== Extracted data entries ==
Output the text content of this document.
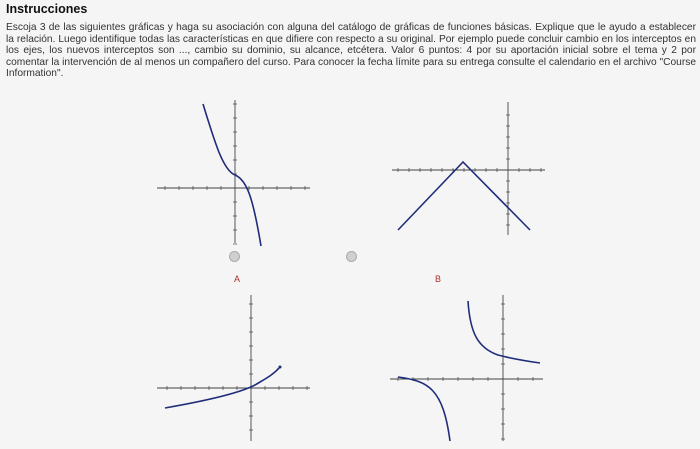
Instrucciones
Escoja 3 de las siguientes gráficas y haga su asociación con alguna del catálogo de gráficas de funciones básicas. Explique que le ayudo a establecer la relación. Luego identifique todas las características en que difiere con respecto a su original. Por ejemplo puede concluir cambio en los interceptos en los ejes, los nuevos interceptos son ..., cambio su dominio, su alcance, etcétera. Valor 6 puntos: 4 por su aportación inicial sobre el tema y 2 por comentar la intervención de al menos un compañero del curso. Para conocer la fecha límite para su entrega consulte el calendario en el archivo "Course Information".
A	B
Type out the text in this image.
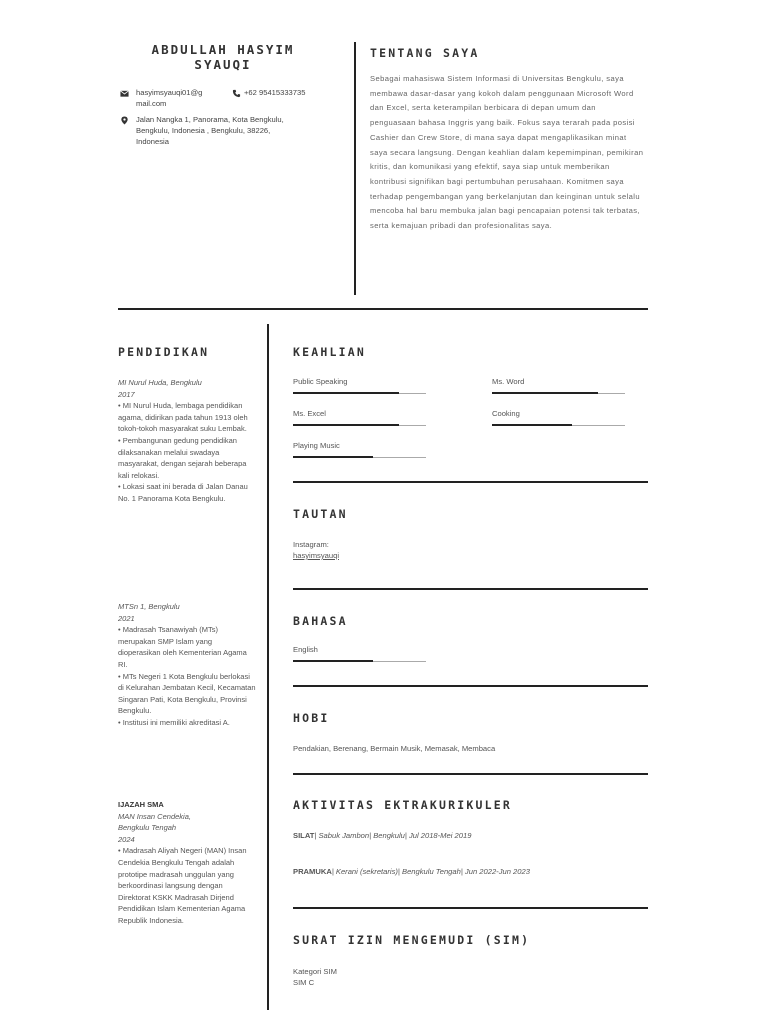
ABDULLAH HASYIM
SYAUQI
hasyimsyauqi01@g
mail.com
+62 95415333735
Jalan Nangka 1, Panorama, Kota Bengkulu,
Bengkulu, Indonesia , Bengkulu, 38226,
Indonesia
TENTANG SAYA
Sebagai mahasiswa Sistem Informasi di Universitas Bengkulu, saya membawa dasar-dasar yang kokoh dalam penggunaan Microsoft Word dan Excel, serta keterampilan berbicara di depan umum dan penguasaan bahasa Inggris yang baik. Fokus saya terarah pada posisi Cashier dan Crew Store, di mana saya dapat mengaplikasikan minat saya secara langsung. Dengan keahlian dalam kepemimpinan, pemikiran kritis, dan komunikasi yang efektif, saya siap untuk memberikan kontribusi signifikan bagi pertumbuhan perusahaan. Komitmen saya terhadap pengembangan yang berkelanjutan dan keinginan untuk selalu mencoba hal baru membuka jalan bagi pencapaian potensi tak terbatas, serta kemajuan pribadi dan profesionalitas saya.
PENDIDIKAN

MI Nurul Huda, Bengkulu

2017

• MI Nurul Huda, lembaga pendidikan agama, didirikan pada tahun 1913 oleh tokoh-tokoh masyarakat suku Lembak.

• Pembangunan gedung pendidikan dilaksanakan melalui swadaya masyarakat, dengan sejarah beberapa kali relokasi.

• Lokasi saat ini berada di Jalan Danau No. 1 Panorama Kota Bengkulu.

MTSn 1, Bengkulu

2021

• Madrasah Tsanawiyah (MTs) merupakan SMP Islam yang dioperasikan oleh Kementerian Agama RI.

• MTs Negeri 1 Kota Bengkulu berlokasi di Kelurahan Jembatan Kecil, Kecamatan Singaran Pati, Kota Bengkulu, Provinsi Bengkulu.

• Institusi ini memiliki akreditasi A.

IJAZAH SMA

MAN Insan Cendekia,

Bengkulu Tengah

2024

• Madrasah Aliyah Negeri (MAN) Insan Cendekia Bengkulu Tengah adalah prototipe madrasah unggulan yang berkoordinasi langsung dengan Direktorat KSKK Madrasah Dirjend Pendidikan Islam Kementerian Agama Republik Indonesia.

KEAHLIAN
Public Speaking	Ms. Word
Ms. Excel	Cooking
Playing Music
TAUTAN
Instagram:
hasyimsyauqi
BAHASA
English
HOBI
Pendakian, Berenang, Bermain Musik, Memasak, Membaca
AKTIVITAS EKTRAKURIKULER
SILAT| Sabuk Jambon| Bengkulu| Jul 2018-Mei 2019
PRAMUKA| Kerani (sekretaris)| Bengkulu Tengah| Jun 2022-Jun 2023
SURAT IZIN MENGEMUDI (SIM)
Kategori SIM
SIM C
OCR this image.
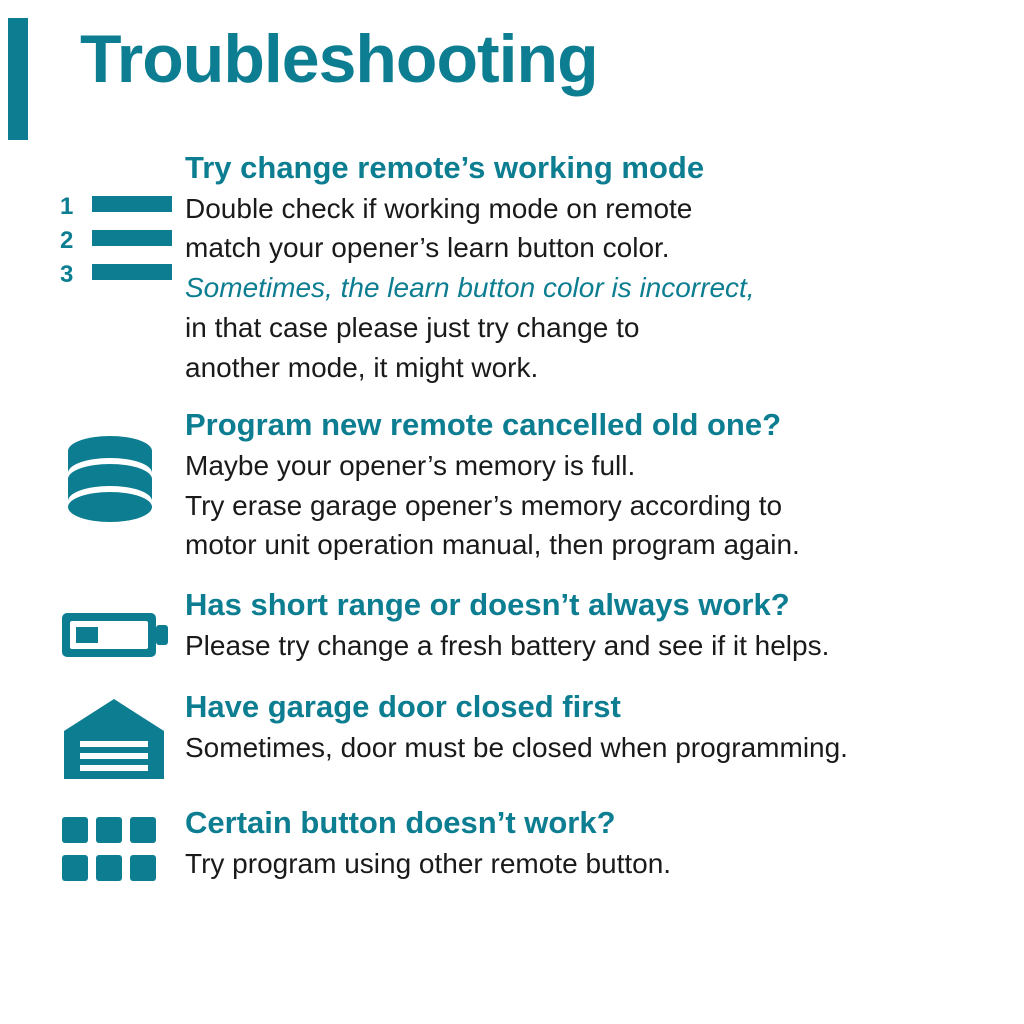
Troubleshooting
1
2
3
Try change remote’s working mode
Double check if working mode on remote
match your opener’s learn button color.
Sometimes, the learn button color is incorrect,
in that case please just try change to
another mode, it might work.
Program new remote cancelled old one?
Maybe your opener’s memory is full.
Try erase garage opener’s memory according to
motor unit operation manual, then program again.
Has short range or doesn’t always work?
Please try change a fresh battery and see if it helps.
Have garage door closed first
Sometimes, door must be closed when programming.
Certain button doesn’t work?
Try program using other remote button.
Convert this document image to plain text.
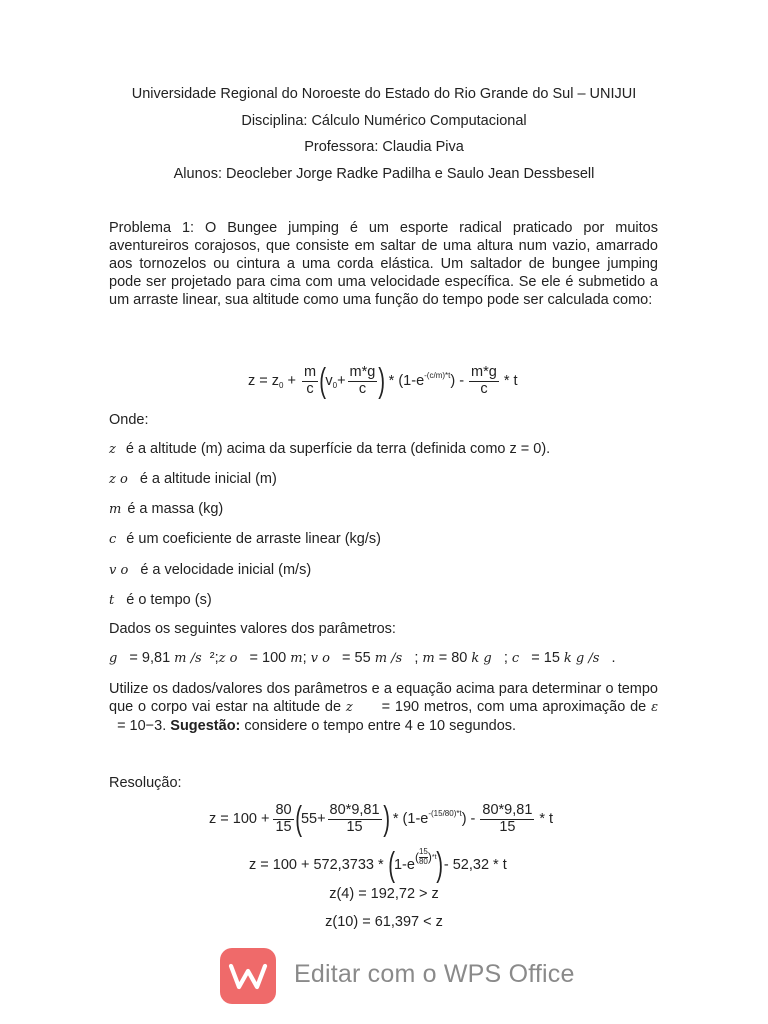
Universidade Regional do Noroeste do Estado do Rio Grande do Sul – UNIJUI
Disciplina: Cálculo Numérico Computacional
Professora: Claudia Piva
Alunos: Deocleber Jorge Radke Padilha e Saulo Jean Dessbesell
Problema 1: O Bungee jumping é um esporte radical praticado por muitos aventureiros corajosos, que consiste em saltar de uma altura num vazio, amarrado aos tornozelos ou cintura a uma corda elástica. Um saltador de bungee jumping pode ser projetado para cima com uma velocidade específica. Se ele é submetido a um arraste linear, sua altitude como uma função do tempo pode ser calculada como:
z = z $0 + \frac{m}{c}$ ( v $0 + \frac{m*g}{c}$ ) * (1-e -(c/m)*t ) - $\frac{m*g}{c}$ * t
Onde:
z é a altitude (m) acima da superfície da terra (definida como z = 0).
z o é a altitude inicial (m)
m é a massa (kg)
c é um coeficiente de arraste linear (kg/s)
v o é a velocidade inicial (m/s)
t é o tempo (s)
Dados os seguintes valores dos parâmetros:
g = 9,81 m /s ²;z o = 100 m; v o = 55 m /s ; m = 80 k g ; c = 15 k g /s .
Utilize os dados/valores dos parâmetros e a equação acima para determinar o tempo que o corpo vai estar na altitude de z = 190 metros, com uma aproximação de ε   = 10−3. Sugestão: considere o tempo entre 4 e 10 segundos.
Resolução:
$z = 100 + \frac{80}{15}$ ( $55+ \frac{80*9,81}{15}$ ) * (1-e -(15/80)*t ) - $\frac{80*9,81}{15}$ * t
z = 100 + 572,3733 * ( 1-e ( $\frac{15}{80}$ ) *t ) - 52,32 * t
z(4) = 192,72 > z
z(10) = 61,397 < z
Editar com o WPS Office
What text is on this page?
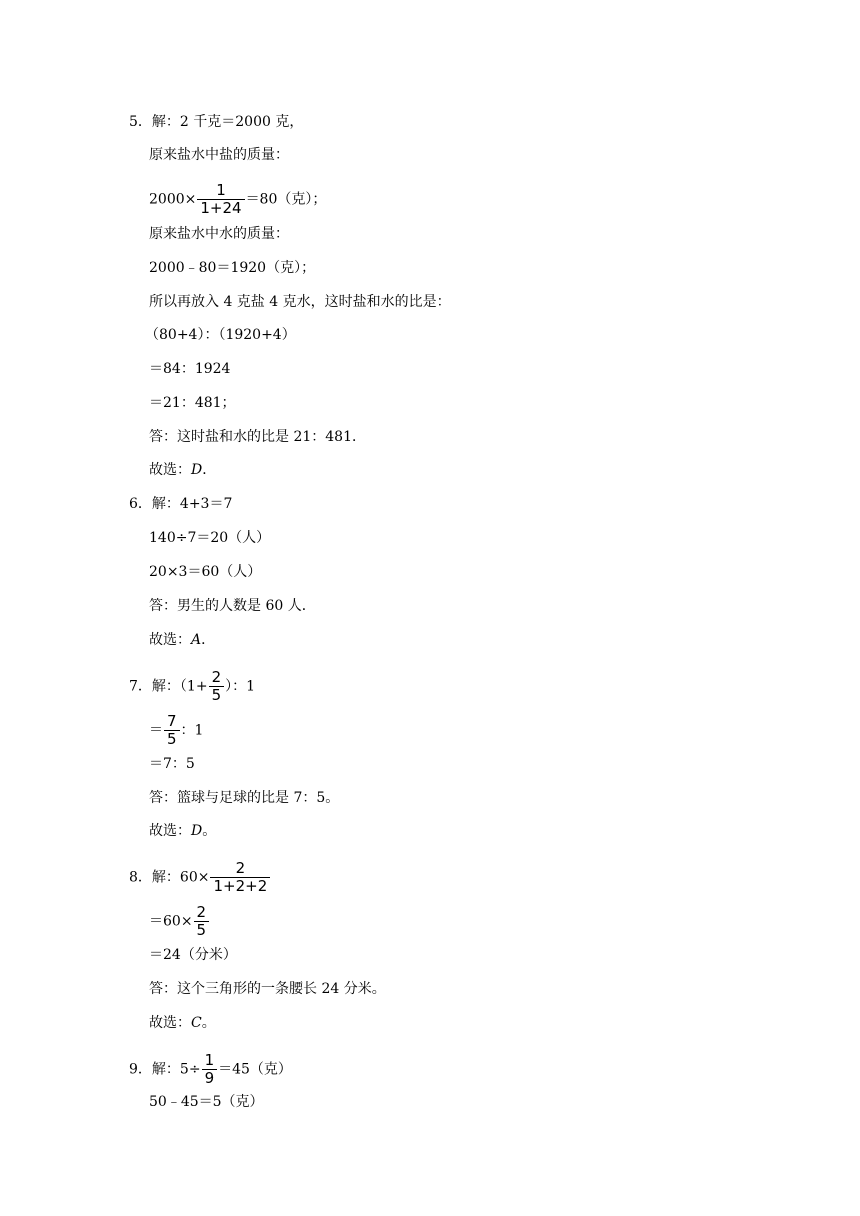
5．解：2 千克＝2000 克，
原来盐水中盐的质量：
$2000\times \frac{1}{1+24} =80$（克）；
原来盐水中水的质量：
2000﹣80＝1920（克）；
所以再放入 4 克盐 4 克水，这时盐和水的比是：
（80+4）：（1920+4）
＝84：1924
＝21：481；
答：这时盐和水的比是 21：481．
故选：D．
6．解：4+3＝7
140÷7＝20（人）
20×3＝60（人）
答：男生的人数是 60 人．
故选：A．
7．解：（$1+ \frac{2}{5}$ ）：1
＝ $\frac{7}{5}$ ：1
＝7：5
答：篮球与足球的比是 7：5。
故选：D。
8．解：$60\times \frac{2}{1+2+2}$
$=60\times \frac{2}{5}$
＝24（分米）
答：这个三角形的一条腰长 24 分米。
故选：C。
9．解：$5\div \frac{1}{9} =45$（克）
50﹣45＝5（克）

== Problem to work on ==
Pull out each line of the records holding the string "memory".

== Answer for this exercise ==
Maybe your opener’s memory is full.
Try erase garage opener’s memory according to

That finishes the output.